++++ RECORDS SHOWN

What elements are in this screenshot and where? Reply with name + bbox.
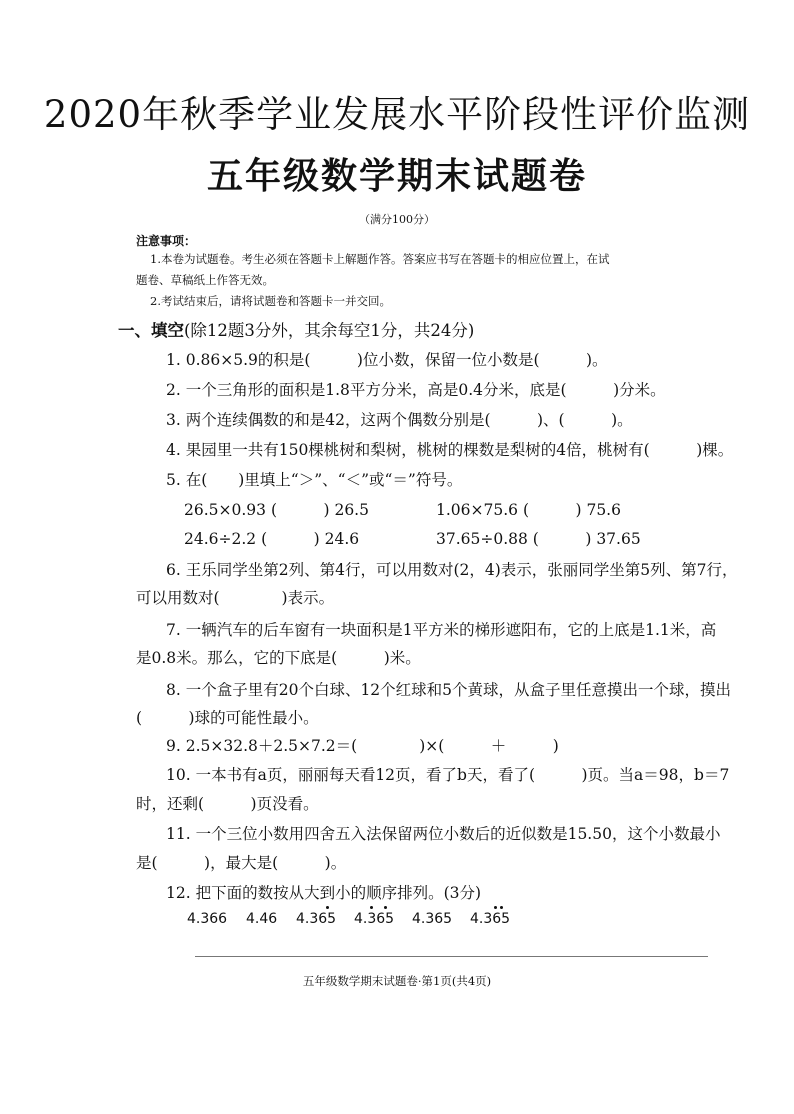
number-item: 4.46	[246, 911, 278, 927]
question-11: 11. 一个三位小数用四舍五入法保留两位小数后的近似数是15.50，这个小数最小	[166, 825, 721, 843]
question-6-cont: 可以用数对( )表示。	[136, 589, 335, 607]
question-5-item-d: 37.65÷0.88 ( ) 37.65	[436, 530, 641, 548]
repeating-dot	[384, 906, 387, 909]
question-3: 3. 两个连续偶数的和是42，这两个偶数分别是( )、( )。	[166, 411, 633, 429]
question-10-cont: 时，还剩( )页没看。	[136, 795, 319, 813]
repeating-dot	[370, 906, 373, 909]
question-10: 10. 一本书有a页，丽丽每天看12页，看了b天，看了( )页。当a＝98，b＝7	[166, 766, 730, 784]
question-11-cont: 是( )，最大是( )。	[136, 854, 347, 872]
question-5: 5. 在( )里填上“＞”、“＜”或“＝”符号。	[166, 471, 463, 489]
question-5-item-a: 26.5×0.93 ( ) 26.5	[184, 501, 369, 519]
repeating-dot	[326, 906, 329, 909]
question-7: 7. 一辆汽车的后车窗有一块面积是1平方米的梯形遮阳布，它的上底是1.1米，高	[166, 621, 717, 639]
number-item: 4.366	[187, 911, 228, 927]
repeating-dot	[494, 906, 497, 909]
note-line-1: 1.本卷为试题卷。考生必须在答题卡上解题作答。答案应书写在答题卡的相应位置上，在试	[150, 252, 610, 266]
number-item: 4.365	[470, 911, 511, 927]
number-item: 4.365	[354, 911, 395, 927]
question-8-cont: ( )球的可能性最小。	[136, 709, 319, 727]
question-12: 12. 把下面的数按从大到小的顺序排列。(3分)	[166, 884, 482, 902]
notes-heading: 注意事项：	[136, 234, 197, 248]
page-footer: 五年级数学期末试题卷·第1页(共4页)	[302, 974, 492, 988]
question-2: 2. 一个三角形的面积是1.8平方分米，高是0.4分米，底是( )分米。	[166, 381, 666, 399]
exam-title: 2020年秋季学业发展水平阶段性评价监测	[43, 93, 751, 136]
section-label: 一、填空	[118, 321, 184, 340]
question-7-cont: 是0.8米。那么，它的下底是( )米。	[136, 649, 421, 667]
number-item: 4.365	[412, 911, 453, 927]
question-9: 9. 2.5×32.8＋2.5×7.2＝( )×( ＋ )	[166, 737, 559, 755]
question-8: 8. 一个盒子里有20个白球、12个红球和5个黄球，从盒子里任意摸出一个球，摸出	[166, 681, 732, 699]
note-line-1-cont: 题卷、草稿纸上作答无效。	[136, 273, 274, 287]
note-line-2: 2.考试结束后，请将试题卷和答题卡一并交回。	[150, 294, 391, 308]
question-6: 6. 王乐同学坐第2列、第4行，可以用数对(2，4)表示，张丽同学坐第5列、第7行，	[166, 561, 738, 579]
section-description: (除12题3分外，其余每空1分，共24分)	[184, 321, 475, 340]
section-1-heading	[118, 317, 474, 341]
question-1: 1. 0.86×5.9的积是( )位小数，保留一位小数是( )。	[166, 351, 608, 369]
question-5-item-c: 24.6÷2.2 ( ) 24.6	[184, 530, 360, 548]
number-item: 4.365	[296, 911, 337, 927]
question-4: 4. 果园里一共有150棵桃树和梨树，桃树的棵数是梨树的4倍，桃树有( )棵。	[166, 441, 734, 459]
footer-divider	[195, 956, 708, 957]
exam-subtitle: 五年级数学期末试题卷	[206, 156, 587, 197]
full-score-note: （满分100分）	[359, 213, 435, 226]
repeating-dot	[500, 906, 503, 909]
question-5-item-b: 1.06×75.6 ( ) 75.6	[436, 501, 621, 519]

++++++++

— EXERCISE REQUIREMENTS —
Write out every row above again, character for character, but leave out the picture.

— RESULT —
What elements are in this screenshot and where? Reply with name + bbox.
number-item: 4.46	[246, 911, 278, 927]
question-11: 11. 一个三位小数用四舍五入法保留两位小数后的近似数是15.50，这个小数最小	[166, 825, 721, 843]
question-6-cont: 可以用数对( )表示。	[136, 589, 335, 607]
question-5-item-d: 37.65÷0.88 ( ) 37.65	[436, 530, 641, 548]
repeating-dot	[384, 906, 387, 909]
question-3: 3. 两个连续偶数的和是42，这两个偶数分别是( )、( )。	[166, 411, 633, 429]
question-10-cont: 时，还剩( )页没看。	[136, 795, 319, 813]
repeating-dot	[370, 906, 373, 909]
question-10: 10. 一本书有a页，丽丽每天看12页，看了b天，看了( )页。当a＝98，b＝7	[166, 766, 730, 784]
question-11-cont: 是( )，最大是( )。	[136, 854, 347, 872]
question-5: 5. 在( )里填上“＞”、“＜”或“＝”符号。	[166, 471, 463, 489]
question-5-item-a: 26.5×0.93 ( ) 26.5	[184, 501, 369, 519]
repeating-dot	[326, 906, 329, 909]
question-7: 7. 一辆汽车的后车窗有一块面积是1平方米的梯形遮阳布，它的上底是1.1米，高	[166, 621, 717, 639]
number-item: 4.366	[187, 911, 228, 927]
repeating-dot	[494, 906, 497, 909]
note-line-1: 1.本卷为试题卷。考生必须在答题卡上解题作答。答案应书写在答题卡的相应位置上，在试	[150, 252, 610, 266]
number-item: 4.365	[470, 911, 511, 927]
number-item: 4.365	[354, 911, 395, 927]
question-8-cont: ( )球的可能性最小。	[136, 709, 319, 727]
question-12: 12. 把下面的数按从大到小的顺序排列。(3分)	[166, 884, 482, 902]
notes-heading: 注意事项：	[136, 234, 197, 248]
page-footer: 五年级数学期末试题卷·第1页(共4页)	[302, 974, 492, 988]
question-2: 2. 一个三角形的面积是1.8平方分米，高是0.4分米，底是( )分米。	[166, 381, 666, 399]
exam-title: 2020年秋季学业发展水平阶段性评价监测	[43, 93, 751, 136]
section-label: 一、填空	[118, 321, 184, 340]
question-7-cont: 是0.8米。那么，它的下底是( )米。	[136, 649, 421, 667]
number-item: 4.365	[412, 911, 453, 927]
question-9: 9. 2.5×32.8＋2.5×7.2＝( )×( ＋ )	[166, 737, 559, 755]
question-8: 8. 一个盒子里有20个白球、12个红球和5个黄球，从盒子里任意摸出一个球，摸出	[166, 681, 732, 699]
note-line-1-cont: 题卷、草稿纸上作答无效。	[136, 273, 274, 287]
note-line-2: 2.考试结束后，请将试题卷和答题卡一并交回。	[150, 294, 391, 308]
question-6: 6. 王乐同学坐第2列、第4行，可以用数对(2，4)表示，张丽同学坐第5列、第7行，	[166, 561, 738, 579]
section-description: (除12题3分外，其余每空1分，共24分)	[184, 321, 475, 340]
section-1-heading	[118, 317, 474, 341]
question-1: 1. 0.86×5.9的积是( )位小数，保留一位小数是( )。	[166, 351, 608, 369]
question-5-item-c: 24.6÷2.2 ( ) 24.6	[184, 530, 360, 548]
number-item: 4.365	[296, 911, 337, 927]
question-4: 4. 果园里一共有150棵桃树和梨树，桃树的棵数是梨树的4倍，桃树有( )棵。	[166, 441, 734, 459]
footer-divider	[195, 956, 708, 957]
exam-subtitle: 五年级数学期末试题卷	[206, 156, 587, 197]
full-score-note: （满分100分）	[359, 213, 435, 226]
repeating-dot	[500, 906, 503, 909]
question-5-item-b: 1.06×75.6 ( ) 75.6	[436, 501, 621, 519]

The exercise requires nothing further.